▶ _Prompt_
In the listing that follows, how many lines contain the string "своею"? Provide only the number.

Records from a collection

◆ ◆ ◆ ◆

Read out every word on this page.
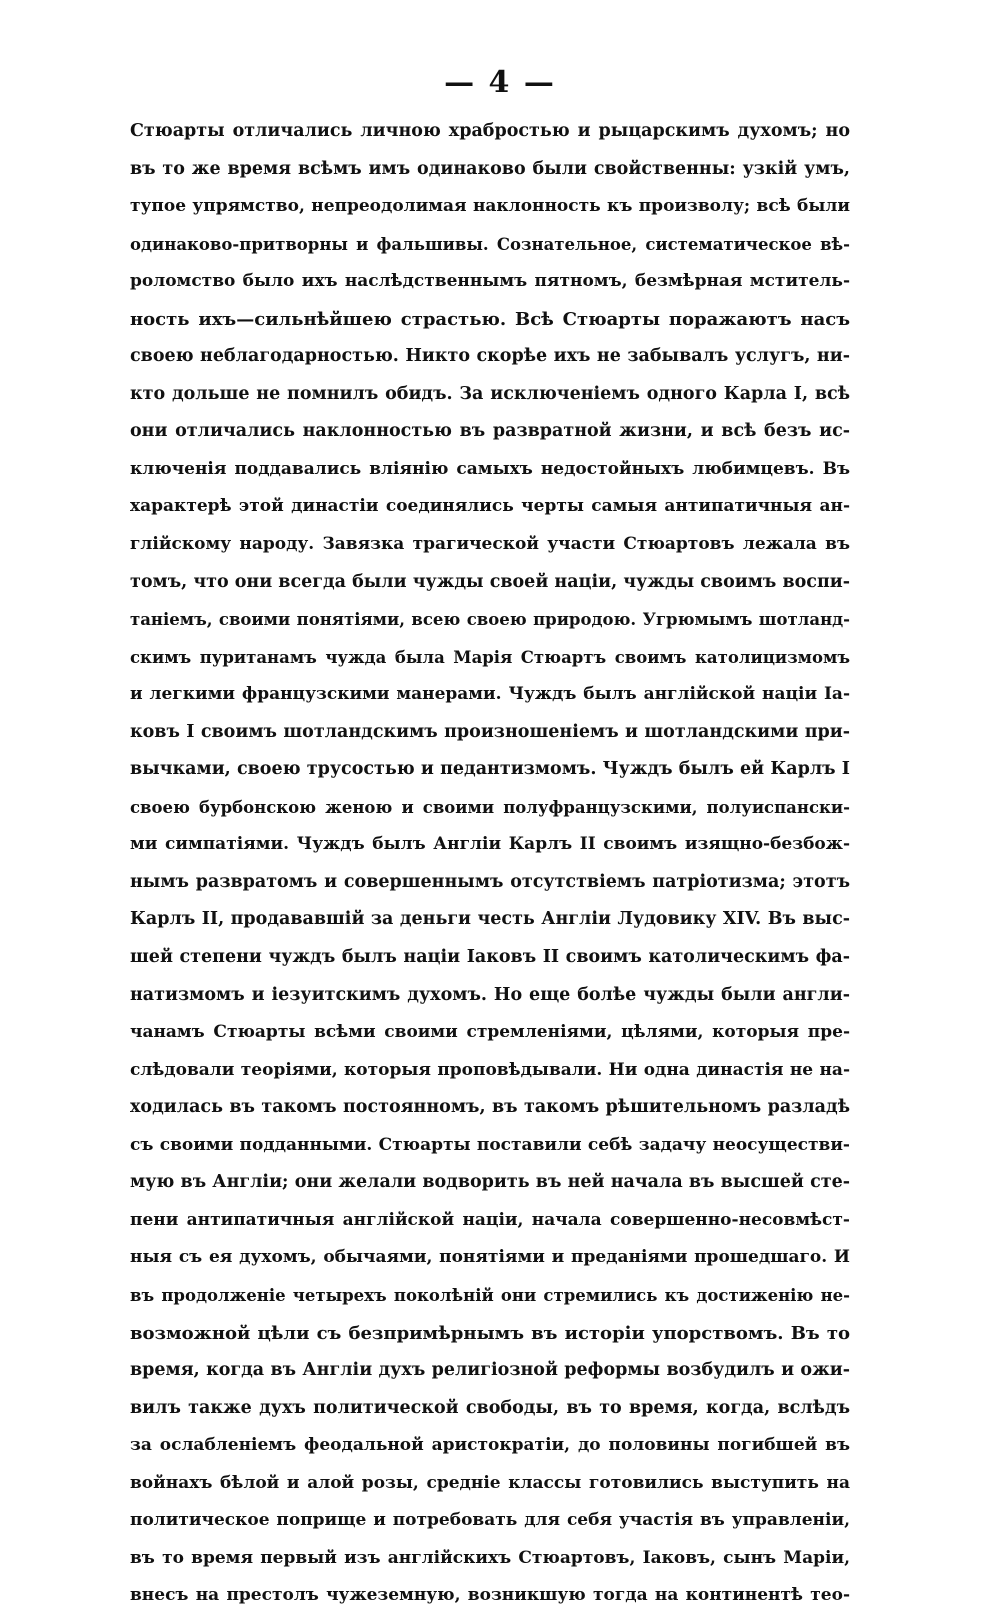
— 4 —
Стюарты отличались личною храбростью и рыцарскимъ духомъ; но
въ то же время всѣмъ имъ одинаково были свойственны: узкій умъ,
тупое упрямство, непреодолимая наклонность къ произволу; всѣ были
одинаково-притворны и фальшивы. Сознательное, систематическое вѣ-
роломство было ихъ наслѣдственнымъ пятномъ, безмѣрная мститель-
ность ихъ—сильнѣйшею страстью. Всѣ Стюарты поражаютъ насъ
своею неблагодарностью. Никто скорѣе ихъ не забывалъ услугъ, ни-
кто дольше не помнилъ обидъ. За исключеніемъ одного Карла I, всѣ
они отличались наклонностью въ развратной жизни, и всѣ безъ ис-
ключенія поддавались вліянію самыхъ недостойныхъ любимцевъ. Въ
характерѣ этой династіи соединялись черты самыя антипатичныя ан-
глійскому народу. Завязка трагической участи Стюартовъ лежала въ
томъ, что они всегда были чужды своей націи, чужды своимъ воспи-
таніемъ, своими понятіями, всею своею природою. Угрюмымъ шотланд-
скимъ пуританамъ чужда была Марія Стюартъ своимъ католицизмомъ
и легкими французскими манерами. Чуждъ былъ англійской націи Іа-
ковъ I своимъ шотландскимъ произношеніемъ и шотландскими при-
вычками, своею трусостью и педантизмомъ. Чуждъ былъ ей Карлъ I
своею бурбонскою женою и своими полуфранцузскими, полуиспански-
ми симпатіями. Чуждъ былъ Англіи Карлъ II своимъ изящно-безбож-
нымъ развратомъ и совершеннымъ отсутствіемъ патріотизма; этотъ
Карлъ II, продававшій за деньги честь Англіи Лудовику XIV. Въ выс-
шей степени чуждъ былъ націи Іаковъ II своимъ католическимъ фа-
натизмомъ и іезуитскимъ духомъ. Но еще болѣе чужды были англи-
чанамъ Стюарты всѣми своими стремленіями, цѣлями, которыя пре-
слѣдовали теоріями, которыя проповѣдывали. Ни одна династія не на-
ходилась въ такомъ постоянномъ, въ такомъ рѣшительномъ разладѣ
съ своими подданными. Стюарты поставили себѣ задачу неосуществи-
мую въ Англіи; они желали водворить въ ней начала въ высшей сте-
пени антипатичныя англійской націи, начала совершенно-несовмѣст-
ныя съ ея духомъ, обычаями, понятіями и преданіями прошедшаго. И
въ продолженіе четырехъ поколѣній они стремились къ достиженію не-
возможной цѣли съ безпримѣрнымъ въ исторіи упорствомъ. Въ то
время, когда въ Англіи духъ религіозной реформы возбудилъ и ожи-
вилъ также духъ политической свободы, въ то время, когда, вслѣдъ
за ослабленіемъ феодальной аристократіи, до половины погибшей въ
войнахъ бѣлой и алой розы, средніе классы готовились выступить на
политическое поприще и потребовать для себя участія въ управленіи,
въ то время первый изъ англійскихъ Стюартовъ, Іаковъ, сынъ Маріи,
внесъ на престолъ чужеземную, возникшую тогда на континентѣ тео-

◆ ◆ ◆ ◆

▶ _The result_
4